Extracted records
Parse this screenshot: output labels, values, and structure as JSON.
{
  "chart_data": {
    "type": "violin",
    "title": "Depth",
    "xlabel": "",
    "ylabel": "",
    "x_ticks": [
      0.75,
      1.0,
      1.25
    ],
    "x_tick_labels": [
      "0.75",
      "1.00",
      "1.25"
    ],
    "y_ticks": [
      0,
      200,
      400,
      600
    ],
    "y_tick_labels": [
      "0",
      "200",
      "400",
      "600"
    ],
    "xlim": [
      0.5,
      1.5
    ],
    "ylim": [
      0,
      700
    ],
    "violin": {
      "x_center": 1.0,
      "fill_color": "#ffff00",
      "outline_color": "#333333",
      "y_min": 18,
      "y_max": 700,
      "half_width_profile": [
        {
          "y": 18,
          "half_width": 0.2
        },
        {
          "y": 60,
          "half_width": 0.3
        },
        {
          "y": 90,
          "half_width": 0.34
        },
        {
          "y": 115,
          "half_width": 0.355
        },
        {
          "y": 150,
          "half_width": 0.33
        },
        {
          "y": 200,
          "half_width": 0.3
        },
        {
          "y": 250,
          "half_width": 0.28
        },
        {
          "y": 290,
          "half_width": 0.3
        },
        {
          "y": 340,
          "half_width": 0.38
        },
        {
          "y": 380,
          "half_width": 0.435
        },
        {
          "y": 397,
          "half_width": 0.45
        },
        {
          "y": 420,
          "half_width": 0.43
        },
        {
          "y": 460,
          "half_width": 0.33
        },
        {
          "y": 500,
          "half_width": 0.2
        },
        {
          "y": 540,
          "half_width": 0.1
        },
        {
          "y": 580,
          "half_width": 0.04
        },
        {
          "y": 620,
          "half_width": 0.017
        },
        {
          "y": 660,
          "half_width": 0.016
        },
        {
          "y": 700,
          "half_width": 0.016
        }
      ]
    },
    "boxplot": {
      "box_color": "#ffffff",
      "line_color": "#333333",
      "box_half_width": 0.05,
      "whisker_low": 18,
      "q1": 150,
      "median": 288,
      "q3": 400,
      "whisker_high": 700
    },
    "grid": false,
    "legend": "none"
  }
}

Stated goal – Return all of the data word for word.

Response to the exercise –
Parse this screenshot: output labels, values, and structure as JSON.
{
  "chart_data": {
    "type": "violin",
    "title": "Depth",
    "xlabel": "",
    "ylabel": "",
    "x_ticks": [
      0.75,
      1.0,
      1.25
    ],
    "x_tick_labels": [
      "0.75",
      "1.00",
      "1.25"
    ],
    "y_ticks": [
      0,
      200,
      400,
      600
    ],
    "y_tick_labels": [
      "0",
      "200",
      "400",
      "600"
    ],
    "xlim": [
      0.5,
      1.5
    ],
    "ylim": [
      0,
      700
    ],
    "violin": {
      "x_center": 1.0,
      "fill_color": "#ffff00",
      "outline_color": "#333333",
      "y_min": 18,
      "y_max": 700,
      "half_width_profile": [
        {
          "y": 18,
          "half_width": 0.2
        },
        {
          "y": 60,
          "half_width": 0.3
        },
        {
          "y": 90,
          "half_width": 0.34
        },
        {
          "y": 115,
          "half_width": 0.355
        },
        {
          "y": 150,
          "half_width": 0.33
        },
        {
          "y": 200,
          "half_width": 0.3
        },
        {
          "y": 250,
          "half_width": 0.28
        },
        {
          "y": 290,
          "half_width": 0.3
        },
        {
          "y": 340,
          "half_width": 0.38
        },
        {
          "y": 380,
          "half_width": 0.435
        },
        {
          "y": 397,
          "half_width": 0.45
        },
        {
          "y": 420,
          "half_width": 0.43
        },
        {
          "y": 460,
          "half_width": 0.33
        },
        {
          "y": 500,
          "half_width": 0.2
        },
        {
          "y": 540,
          "half_width": 0.1
        },
        {
          "y": 580,
          "half_width": 0.04
        },
        {
          "y": 620,
          "half_width": 0.017
        },
        {
          "y": 660,
          "half_width": 0.016
        },
        {
          "y": 700,
          "half_width": 0.016
        }
      ]
    },
    "boxplot": {
      "box_color": "#ffffff",
      "line_color": "#333333",
      "box_half_width": 0.05,
      "whisker_low": 18,
      "q1": 150,
      "median": 288,
      "q3": 400,
      "whisker_high": 700
    },
    "grid": false,
    "legend": "none"
  }
}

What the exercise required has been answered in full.